_Task goal_
Quote all of the data that follows exactly as written, skipping the images.

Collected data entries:
-- BEGIN --
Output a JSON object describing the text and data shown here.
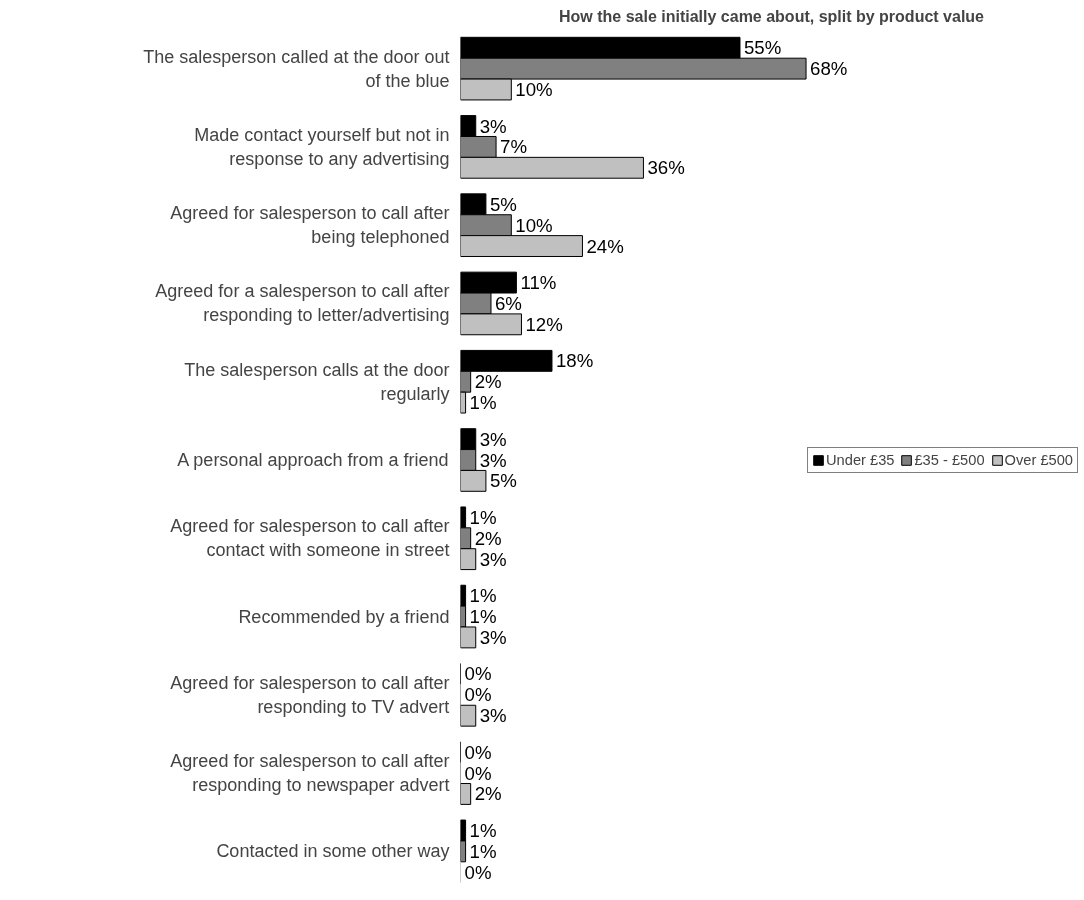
{
  "chart_data": {
    "type": "bar",
    "orientation": "horizontal",
    "title": "How the sale initially came about, split by product value",
    "categories": [
      "The salesperson called at the door out of the blue",
      "Made contact yourself but not in response to any advertising",
      "Agreed for salesperson to call after being telephoned",
      "Agreed for a salesperson to call after responding to letter/advertising",
      "The salesperson calls at the door regularly",
      "A personal approach from a friend",
      "Agreed for salesperson to call after contact with someone in street",
      "Recommended by a friend",
      "Agreed for salesperson to call after responding to TV advert",
      "Agreed for salesperson to call after responding to newspaper advert",
      "Contacted in some other way"
    ],
    "series": [
      {
        "name": "Under £35",
        "color": "#000000",
        "values": [
          55,
          3,
          5,
          11,
          18,
          3,
          1,
          1,
          0,
          0,
          1
        ],
        "value_labels": [
          "55%",
          "3%",
          "5%",
          "11%",
          "18%",
          "3%",
          "1%",
          "1%",
          "0%",
          "0%",
          "1%"
        ]
      },
      {
        "name": "£35 - £500",
        "color": "#808080",
        "values": [
          68,
          7,
          10,
          6,
          2,
          3,
          2,
          1,
          0,
          0,
          1
        ],
        "value_labels": [
          "68%",
          "7%",
          "10%",
          "6%",
          "2%",
          "3%",
          "2%",
          "1%",
          "0%",
          "0%",
          "1%"
        ]
      },
      {
        "name": "Over £500",
        "color": "#c0c0c0",
        "values": [
          10,
          36,
          24,
          12,
          1,
          5,
          3,
          3,
          3,
          2,
          0
        ],
        "value_labels": [
          "10%",
          "36%",
          "24%",
          "12%",
          "1%",
          "5%",
          "3%",
          "3%",
          "3%",
          "2%",
          "0%"
        ]
      }
    ],
    "legend": "right",
    "grid": false,
    "tick_labels": "y"
  }
}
-- END --
_Complete answer_
Output a JSON object describing the text and data shown here.
{
  "chart_data": {
    "type": "bar",
    "orientation": "horizontal",
    "title": "How the sale initially came about, split by product value",
    "categories": [
      "The salesperson called at the door out of the blue",
      "Made contact yourself but not in response to any advertising",
      "Agreed for salesperson to call after being telephoned",
      "Agreed for a salesperson to call after responding to letter/advertising",
      "The salesperson calls at the door regularly",
      "A personal approach from a friend",
      "Agreed for salesperson to call after contact with someone in street",
      "Recommended by a friend",
      "Agreed for salesperson to call after responding to TV advert",
      "Agreed for salesperson to call after responding to newspaper advert",
      "Contacted in some other way"
    ],
    "series": [
      {
        "name": "Under £35",
        "color": "#000000",
        "values": [
          55,
          3,
          5,
          11,
          18,
          3,
          1,
          1,
          0,
          0,
          1
        ],
        "value_labels": [
          "55%",
          "3%",
          "5%",
          "11%",
          "18%",
          "3%",
          "1%",
          "1%",
          "0%",
          "0%",
          "1%"
        ]
      },
      {
        "name": "£35 - £500",
        "color": "#808080",
        "values": [
          68,
          7,
          10,
          6,
          2,
          3,
          2,
          1,
          0,
          0,
          1
        ],
        "value_labels": [
          "68%",
          "7%",
          "10%",
          "6%",
          "2%",
          "3%",
          "2%",
          "1%",
          "0%",
          "0%",
          "1%"
        ]
      },
      {
        "name": "Over £500",
        "color": "#c0c0c0",
        "values": [
          10,
          36,
          24,
          12,
          1,
          5,
          3,
          3,
          3,
          2,
          0
        ],
        "value_labels": [
          "10%",
          "36%",
          "24%",
          "12%",
          "1%",
          "5%",
          "3%",
          "3%",
          "3%",
          "2%",
          "0%"
        ]
      }
    ],
    "legend": "right",
    "grid": false,
    "tick_labels": "y"
  }
}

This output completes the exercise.